*Problem to solve:*
Identify the lines that contain the string "Read" and copy all of them.

(Data excerpts)
++++++++

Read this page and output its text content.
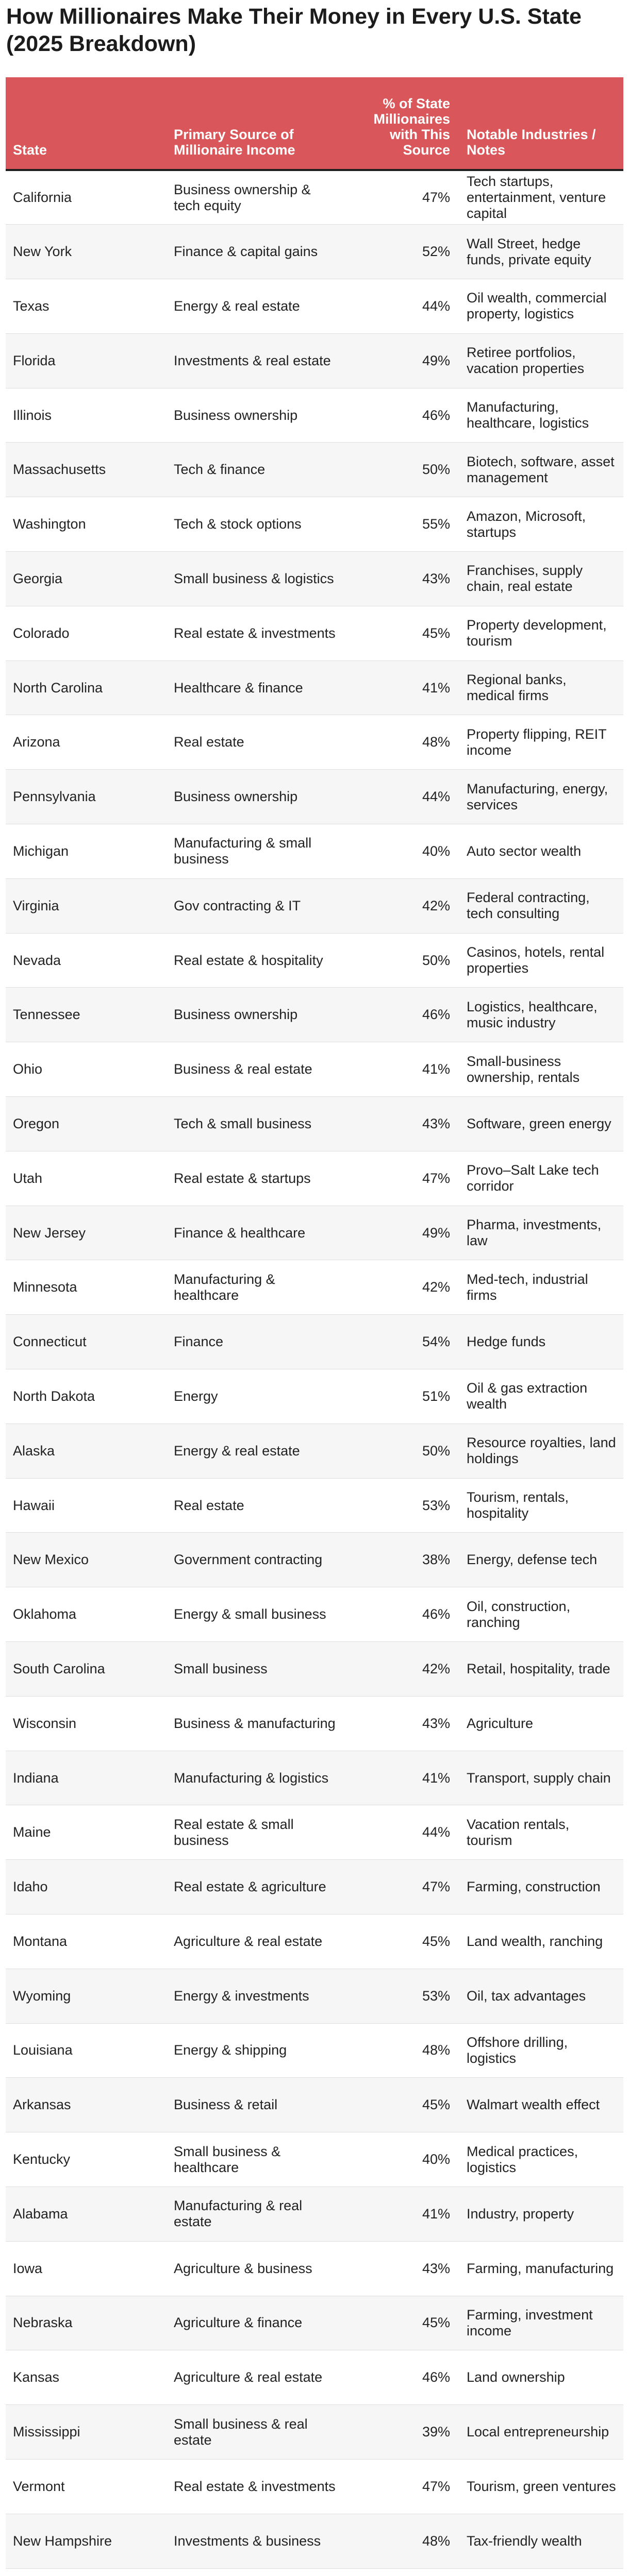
How Millionaires Make Their Money in Every U.S. State (2025 Breakdown)
State	Primary Source of Millionaire Income	% of State Millionaires with This Source	Notable Industries / Notes
California	Business ownership & tech equity	47%	Tech startups, entertainment, venture capital
New York	Finance & capital gains	52%	Wall Street, hedge funds, private equity
Texas	Energy & real estate	44%	Oil wealth, commercial property, logistics
Florida	Investments & real estate	49%	Retiree portfolios, vacation properties
Illinois	Business ownership	46%	Manufacturing, healthcare, logistics
Massachusetts	Tech & finance	50%	Biotech, software, asset management
Washington	Tech & stock options	55%	Amazon, Microsoft, startups
Georgia	Small business & logistics	43%	Franchises, supply chain, real estate
Colorado	Real estate & investments	45%	Property development, tourism
North Carolina	Healthcare & finance	41%	Regional banks, medical firms
Arizona	Real estate	48%	Property flipping, REIT income
Pennsylvania	Business ownership	44%	Manufacturing, energy, services
Michigan	Manufacturing & small business	40%	Auto sector wealth
Virginia	Gov contracting & IT	42%	Federal contracting, tech consulting
Nevada	Real estate & hospitality	50%	Casinos, hotels, rental properties
Tennessee	Business ownership	46%	Logistics, healthcare, music industry
Ohio	Business & real estate	41%	Small-business ownership, rentals
Oregon	Tech & small business	43%	Software, green energy
Utah	Real estate & startups	47%	Provo–Salt Lake tech corridor
New Jersey	Finance & healthcare	49%	Pharma, investments, law
Minnesota	Manufacturing & healthcare	42%	Med-tech, industrial firms
Connecticut	Finance	54%	Hedge funds
North Dakota	Energy	51%	Oil & gas extraction wealth
Alaska	Energy & real estate	50%	Resource royalties, land holdings
Hawaii	Real estate	53%	Tourism, rentals, hospitality
New Mexico	Government contracting	38%	Energy, defense tech
Oklahoma	Energy & small business	46%	Oil, construction, ranching
South Carolina	Small business	42%	Retail, hospitality, trade
Wisconsin	Business & manufacturing	43%	Agriculture
Indiana	Manufacturing & logistics	41%	Transport, supply chain
Maine	Real estate & small business	44%	Vacation rentals, tourism
Idaho	Real estate & agriculture	47%	Farming, construction
Montana	Agriculture & real estate	45%	Land wealth, ranching
Wyoming	Energy & investments	53%	Oil, tax advantages
Louisiana	Energy & shipping	48%	Offshore drilling, logistics
Arkansas	Business & retail	45%	Walmart wealth effect
Kentucky	Small business & healthcare	40%	Medical practices, logistics
Alabama	Manufacturing & real estate	41%	Industry, property
Iowa	Agriculture & business	43%	Farming, manufacturing
Nebraska	Agriculture & finance	45%	Farming, investment income
Kansas	Agriculture & real estate	46%	Land ownership
Mississippi	Small business & real estate	39%	Local entrepreneurship
Vermont	Real estate & investments	47%	Tourism, green ventures
New Hampshire	Investments & business	48%	Tax-friendly wealth
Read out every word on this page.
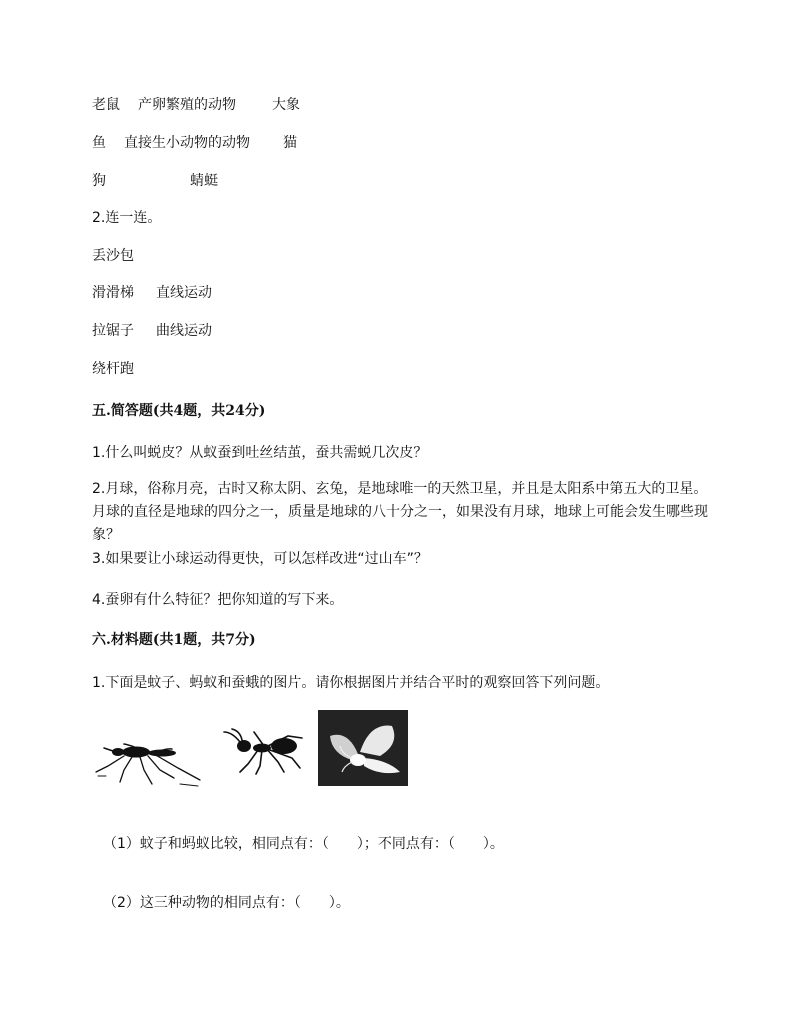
老鼠 产卵繁殖的动物	大象
鱼 直接生小动物的动物 猫
狗	蜻蜓
2.连一连。
丢沙包
滑滑梯 直线运动
拉锯子 曲线运动
绕杆跑
五.简答题(共4题，共24分)
1.什么叫蜕皮？从蚁蚕到吐丝结茧，蚕共需蜕几次皮？
2.月球，俗称月亮，古时又称太阴、玄兔，是地球唯一的天然卫星，并且是太阳系中第五大的卫星。月球的直径是地球的四分之一，质量是地球的八十分之一，如果没有月球，地球上可能会发生哪些现象？
3.如果要让小球运动得更快，可以怎样改进“过山车”？
4.蚕卵有什么特征？把你知道的写下来。
六.材料题(共1题，共7分)
1.下面是蚊子、蚂蚁和蚕蛾的图片。请你根据图片并结合平时的观察回答下列问题。
（1）蚊子和蚂蚁比较，相同点有：（　　）；不同点有：（　　）。
（2）这三种动物的相同点有：（　　）。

++++++++

*Worked solution:*
Read this page and output its text content.
Read out every word on this page.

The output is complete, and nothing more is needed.